### Problem to work on
Each line should be copied exactly.

### Excerpted data
:::::

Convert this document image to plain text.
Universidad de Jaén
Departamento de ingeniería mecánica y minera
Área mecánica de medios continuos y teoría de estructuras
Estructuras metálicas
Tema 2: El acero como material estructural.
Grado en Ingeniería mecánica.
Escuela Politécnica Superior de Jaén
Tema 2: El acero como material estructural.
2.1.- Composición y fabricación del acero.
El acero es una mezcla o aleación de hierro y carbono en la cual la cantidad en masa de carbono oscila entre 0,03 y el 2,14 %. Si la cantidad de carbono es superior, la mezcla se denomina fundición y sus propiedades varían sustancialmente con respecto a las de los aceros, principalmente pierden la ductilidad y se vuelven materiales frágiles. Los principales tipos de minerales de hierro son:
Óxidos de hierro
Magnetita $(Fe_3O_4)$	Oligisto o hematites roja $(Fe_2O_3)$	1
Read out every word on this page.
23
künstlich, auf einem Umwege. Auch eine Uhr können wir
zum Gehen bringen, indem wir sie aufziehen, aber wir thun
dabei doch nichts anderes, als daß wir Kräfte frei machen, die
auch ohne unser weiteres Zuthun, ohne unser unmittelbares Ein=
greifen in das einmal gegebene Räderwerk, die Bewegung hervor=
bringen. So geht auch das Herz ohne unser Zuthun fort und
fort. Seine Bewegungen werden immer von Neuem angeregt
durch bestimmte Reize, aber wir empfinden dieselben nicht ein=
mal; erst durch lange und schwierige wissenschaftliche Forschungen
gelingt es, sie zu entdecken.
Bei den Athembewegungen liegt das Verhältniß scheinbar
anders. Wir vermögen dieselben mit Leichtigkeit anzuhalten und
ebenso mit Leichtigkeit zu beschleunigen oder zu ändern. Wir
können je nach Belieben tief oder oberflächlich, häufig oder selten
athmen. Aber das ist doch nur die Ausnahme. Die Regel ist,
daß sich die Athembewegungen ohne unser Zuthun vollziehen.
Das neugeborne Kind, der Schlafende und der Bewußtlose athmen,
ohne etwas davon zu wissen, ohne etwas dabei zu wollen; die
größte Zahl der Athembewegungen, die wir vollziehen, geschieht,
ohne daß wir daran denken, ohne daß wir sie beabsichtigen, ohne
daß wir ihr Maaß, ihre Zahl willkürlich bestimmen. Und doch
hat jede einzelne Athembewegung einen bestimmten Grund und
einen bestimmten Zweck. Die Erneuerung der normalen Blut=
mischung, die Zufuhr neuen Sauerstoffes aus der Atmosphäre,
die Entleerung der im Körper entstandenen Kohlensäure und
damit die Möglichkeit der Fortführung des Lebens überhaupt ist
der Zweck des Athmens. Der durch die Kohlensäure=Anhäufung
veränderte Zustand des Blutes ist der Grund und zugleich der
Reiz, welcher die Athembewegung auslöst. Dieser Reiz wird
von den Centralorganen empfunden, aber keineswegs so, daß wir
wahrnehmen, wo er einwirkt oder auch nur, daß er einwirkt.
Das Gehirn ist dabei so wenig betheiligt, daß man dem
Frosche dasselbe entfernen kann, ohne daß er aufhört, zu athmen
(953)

:::::

### Answer to this exercise
Convert this document image to plain text.
Universidad de Jaén
Departamento de ingeniería mecánica y minera
Área mecánica de medios continuos y teoría de estructuras
Estructuras metálicas
Tema 2: El acero como material estructural.
Grado en Ingeniería mecánica.
Escuela Politécnica Superior de Jaén
Tema 2: El acero como material estructural.
2.1.- Composición y fabricación del acero.
El acero es una mezcla o aleación de hierro y carbono en la cual la cantidad en masa de carbono oscila entre 0,03 y el 2,14 %. Si la cantidad de carbono es superior, la mezcla se denomina fundición y sus propiedades varían sustancialmente con respecto a las de los aceros, principalmente pierden la ductilidad y se vuelven materiales frágiles. Los principales tipos de minerales de hierro son:
Óxidos de hierro
Magnetita $(Fe_3O_4)$	Oligisto o hematites roja $(Fe_2O_3)$	1
Read out every word on this page.
23
künstlich, auf einem Umwege. Auch eine Uhr können wir
zum Gehen bringen, indem wir sie aufziehen, aber wir thun
dabei doch nichts anderes, als daß wir Kräfte frei machen, die
auch ohne unser weiteres Zuthun, ohne unser unmittelbares Ein=
greifen in das einmal gegebene Räderwerk, die Bewegung hervor=
bringen. So geht auch das Herz ohne unser Zuthun fort und
fort. Seine Bewegungen werden immer von Neuem angeregt
durch bestimmte Reize, aber wir empfinden dieselben nicht ein=
mal; erst durch lange und schwierige wissenschaftliche Forschungen
gelingt es, sie zu entdecken.
Bei den Athembewegungen liegt das Verhältniß scheinbar
anders. Wir vermögen dieselben mit Leichtigkeit anzuhalten und
ebenso mit Leichtigkeit zu beschleunigen oder zu ändern. Wir
können je nach Belieben tief oder oberflächlich, häufig oder selten
athmen. Aber das ist doch nur die Ausnahme. Die Regel ist,
daß sich die Athembewegungen ohne unser Zuthun vollziehen.
Das neugeborne Kind, der Schlafende und der Bewußtlose athmen,
ohne etwas davon zu wissen, ohne etwas dabei zu wollen; die
größte Zahl der Athembewegungen, die wir vollziehen, geschieht,
ohne daß wir daran denken, ohne daß wir sie beabsichtigen, ohne
daß wir ihr Maaß, ihre Zahl willkürlich bestimmen. Und doch
hat jede einzelne Athembewegung einen bestimmten Grund und
einen bestimmten Zweck. Die Erneuerung der normalen Blut=
mischung, die Zufuhr neuen Sauerstoffes aus der Atmosphäre,
die Entleerung der im Körper entstandenen Kohlensäure und
damit die Möglichkeit der Fortführung des Lebens überhaupt ist
der Zweck des Athmens. Der durch die Kohlensäure=Anhäufung
veränderte Zustand des Blutes ist der Grund und zugleich der
Reiz, welcher die Athembewegung auslöst. Dieser Reiz wird
von den Centralorganen empfunden, aber keineswegs so, daß wir
wahrnehmen, wo er einwirkt oder auch nur, daß er einwirkt.
Das Gehirn ist dabei so wenig betheiligt, daß man dem
Frosche dasselbe entfernen kann, ohne daß er aufhört, zu athmen
(953)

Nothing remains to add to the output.